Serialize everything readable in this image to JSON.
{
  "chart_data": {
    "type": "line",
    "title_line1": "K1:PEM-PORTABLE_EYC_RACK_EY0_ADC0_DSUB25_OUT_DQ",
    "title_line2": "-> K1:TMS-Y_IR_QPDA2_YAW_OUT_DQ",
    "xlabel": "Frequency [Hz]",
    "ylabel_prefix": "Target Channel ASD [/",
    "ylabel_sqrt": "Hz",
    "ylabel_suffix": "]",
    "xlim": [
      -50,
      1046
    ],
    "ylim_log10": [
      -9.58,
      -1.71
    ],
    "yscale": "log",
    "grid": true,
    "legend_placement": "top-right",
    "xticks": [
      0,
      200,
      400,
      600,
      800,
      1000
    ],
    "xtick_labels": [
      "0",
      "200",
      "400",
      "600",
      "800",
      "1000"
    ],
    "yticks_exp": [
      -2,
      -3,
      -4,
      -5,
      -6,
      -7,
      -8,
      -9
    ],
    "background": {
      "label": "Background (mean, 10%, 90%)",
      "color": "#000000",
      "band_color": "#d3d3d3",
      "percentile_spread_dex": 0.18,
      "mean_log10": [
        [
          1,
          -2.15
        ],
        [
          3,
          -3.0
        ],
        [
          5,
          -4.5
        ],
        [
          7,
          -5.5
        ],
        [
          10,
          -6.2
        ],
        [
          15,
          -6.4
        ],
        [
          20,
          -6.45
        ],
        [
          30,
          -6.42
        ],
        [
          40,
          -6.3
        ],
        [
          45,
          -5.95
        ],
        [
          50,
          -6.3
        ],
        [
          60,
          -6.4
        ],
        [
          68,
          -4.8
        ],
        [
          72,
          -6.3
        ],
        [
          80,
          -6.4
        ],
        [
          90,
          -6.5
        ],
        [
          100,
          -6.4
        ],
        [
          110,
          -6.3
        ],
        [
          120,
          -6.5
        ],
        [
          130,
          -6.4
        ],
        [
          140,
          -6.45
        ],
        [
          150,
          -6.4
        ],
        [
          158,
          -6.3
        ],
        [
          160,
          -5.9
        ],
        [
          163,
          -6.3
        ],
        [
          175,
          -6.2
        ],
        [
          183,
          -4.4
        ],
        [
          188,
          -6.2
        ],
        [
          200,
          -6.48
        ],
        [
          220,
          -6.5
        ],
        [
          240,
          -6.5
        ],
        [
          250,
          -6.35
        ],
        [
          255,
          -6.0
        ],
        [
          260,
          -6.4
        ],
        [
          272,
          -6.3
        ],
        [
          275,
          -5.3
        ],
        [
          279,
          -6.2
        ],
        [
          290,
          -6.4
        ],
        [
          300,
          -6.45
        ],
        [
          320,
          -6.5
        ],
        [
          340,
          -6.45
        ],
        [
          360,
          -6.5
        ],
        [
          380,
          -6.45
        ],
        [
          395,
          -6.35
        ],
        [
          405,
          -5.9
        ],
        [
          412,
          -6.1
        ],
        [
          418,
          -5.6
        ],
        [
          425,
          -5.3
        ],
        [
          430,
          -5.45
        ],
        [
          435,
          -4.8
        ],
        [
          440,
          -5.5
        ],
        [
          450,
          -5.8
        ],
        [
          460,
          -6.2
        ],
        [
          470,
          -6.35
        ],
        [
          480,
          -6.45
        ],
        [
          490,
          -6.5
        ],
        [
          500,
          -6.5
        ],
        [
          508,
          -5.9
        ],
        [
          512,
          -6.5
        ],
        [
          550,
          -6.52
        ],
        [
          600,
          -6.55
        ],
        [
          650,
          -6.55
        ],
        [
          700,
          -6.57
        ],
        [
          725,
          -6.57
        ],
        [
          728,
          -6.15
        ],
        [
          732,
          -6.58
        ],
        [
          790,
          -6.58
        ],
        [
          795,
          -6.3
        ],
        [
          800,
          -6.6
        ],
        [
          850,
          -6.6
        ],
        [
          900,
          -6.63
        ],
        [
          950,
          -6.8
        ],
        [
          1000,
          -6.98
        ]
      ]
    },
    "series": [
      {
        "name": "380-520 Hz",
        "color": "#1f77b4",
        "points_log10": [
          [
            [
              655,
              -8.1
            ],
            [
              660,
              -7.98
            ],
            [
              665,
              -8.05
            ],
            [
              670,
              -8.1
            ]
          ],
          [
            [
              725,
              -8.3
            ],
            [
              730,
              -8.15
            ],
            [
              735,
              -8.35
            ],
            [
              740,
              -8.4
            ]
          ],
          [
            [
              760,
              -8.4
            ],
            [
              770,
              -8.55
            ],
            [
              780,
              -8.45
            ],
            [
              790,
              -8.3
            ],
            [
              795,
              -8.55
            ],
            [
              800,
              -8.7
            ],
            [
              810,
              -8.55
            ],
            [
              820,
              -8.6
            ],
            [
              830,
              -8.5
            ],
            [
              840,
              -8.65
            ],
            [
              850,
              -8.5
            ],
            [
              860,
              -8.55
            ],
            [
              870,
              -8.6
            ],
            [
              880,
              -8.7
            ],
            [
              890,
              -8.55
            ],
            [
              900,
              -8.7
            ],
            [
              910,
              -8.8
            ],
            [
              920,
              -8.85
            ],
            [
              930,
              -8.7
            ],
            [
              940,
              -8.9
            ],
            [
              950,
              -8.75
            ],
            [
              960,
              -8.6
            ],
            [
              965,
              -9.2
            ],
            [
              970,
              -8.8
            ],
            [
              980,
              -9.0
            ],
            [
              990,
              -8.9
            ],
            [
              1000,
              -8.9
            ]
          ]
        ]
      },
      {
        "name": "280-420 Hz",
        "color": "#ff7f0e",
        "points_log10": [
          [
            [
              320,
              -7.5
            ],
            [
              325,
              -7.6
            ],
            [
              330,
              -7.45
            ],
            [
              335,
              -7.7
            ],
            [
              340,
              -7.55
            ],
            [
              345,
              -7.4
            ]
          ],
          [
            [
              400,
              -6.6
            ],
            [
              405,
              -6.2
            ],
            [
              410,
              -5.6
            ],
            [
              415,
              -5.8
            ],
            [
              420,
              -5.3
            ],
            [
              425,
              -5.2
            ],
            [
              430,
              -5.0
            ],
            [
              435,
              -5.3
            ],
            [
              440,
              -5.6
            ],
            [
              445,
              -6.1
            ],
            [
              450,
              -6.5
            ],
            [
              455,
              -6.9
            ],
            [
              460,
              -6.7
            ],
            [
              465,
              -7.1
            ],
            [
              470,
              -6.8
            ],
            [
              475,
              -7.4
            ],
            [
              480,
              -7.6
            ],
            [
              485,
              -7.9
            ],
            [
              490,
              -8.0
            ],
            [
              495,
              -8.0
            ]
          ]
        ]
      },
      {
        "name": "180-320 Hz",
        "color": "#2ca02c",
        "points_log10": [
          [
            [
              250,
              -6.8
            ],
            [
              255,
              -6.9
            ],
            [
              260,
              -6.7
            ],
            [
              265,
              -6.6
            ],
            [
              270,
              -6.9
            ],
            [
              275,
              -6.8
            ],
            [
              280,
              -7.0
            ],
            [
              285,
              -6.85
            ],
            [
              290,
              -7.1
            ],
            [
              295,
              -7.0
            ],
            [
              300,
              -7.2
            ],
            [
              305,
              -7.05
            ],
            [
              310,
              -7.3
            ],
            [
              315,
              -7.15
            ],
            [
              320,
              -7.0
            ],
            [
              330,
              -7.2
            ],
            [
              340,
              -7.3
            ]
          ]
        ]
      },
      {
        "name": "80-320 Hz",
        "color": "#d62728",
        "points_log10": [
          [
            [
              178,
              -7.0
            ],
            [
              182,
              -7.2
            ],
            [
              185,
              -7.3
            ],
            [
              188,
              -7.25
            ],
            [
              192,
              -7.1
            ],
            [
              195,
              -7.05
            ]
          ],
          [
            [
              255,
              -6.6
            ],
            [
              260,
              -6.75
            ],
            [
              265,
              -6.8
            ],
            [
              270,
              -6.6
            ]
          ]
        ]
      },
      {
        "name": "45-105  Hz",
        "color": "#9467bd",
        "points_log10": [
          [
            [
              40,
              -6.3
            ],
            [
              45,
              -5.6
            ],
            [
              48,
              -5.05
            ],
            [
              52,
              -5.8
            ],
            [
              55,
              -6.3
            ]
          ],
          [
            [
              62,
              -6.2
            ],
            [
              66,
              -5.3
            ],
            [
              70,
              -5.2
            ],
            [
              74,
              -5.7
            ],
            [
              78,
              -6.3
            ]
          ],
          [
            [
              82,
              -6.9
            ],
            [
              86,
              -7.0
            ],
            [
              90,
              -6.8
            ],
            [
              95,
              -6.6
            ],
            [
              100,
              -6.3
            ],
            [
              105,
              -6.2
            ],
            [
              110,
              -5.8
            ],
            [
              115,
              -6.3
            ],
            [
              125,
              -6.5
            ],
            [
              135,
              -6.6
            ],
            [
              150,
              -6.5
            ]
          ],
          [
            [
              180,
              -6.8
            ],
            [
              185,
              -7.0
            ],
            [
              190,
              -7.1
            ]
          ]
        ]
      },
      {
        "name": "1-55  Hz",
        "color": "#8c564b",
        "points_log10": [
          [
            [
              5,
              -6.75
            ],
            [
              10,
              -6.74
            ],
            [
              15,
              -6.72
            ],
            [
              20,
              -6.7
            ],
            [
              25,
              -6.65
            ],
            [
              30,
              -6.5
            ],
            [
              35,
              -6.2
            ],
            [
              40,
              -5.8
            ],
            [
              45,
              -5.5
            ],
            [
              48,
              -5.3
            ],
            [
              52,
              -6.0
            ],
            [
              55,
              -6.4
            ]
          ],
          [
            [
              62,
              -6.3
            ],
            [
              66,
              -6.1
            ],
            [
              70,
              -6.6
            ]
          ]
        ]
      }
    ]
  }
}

▬▬▬

● **Your objective**: Find all lines where the word "name" appears. Copy them.

● **Output for this task**:
        "name": "380-520 Hz",
        "name": "280-420 Hz",
        "name": "180-320 Hz",
        "name": "80-320 Hz",
        "name": "45-105  Hz",
        "name": "1-55  Hz",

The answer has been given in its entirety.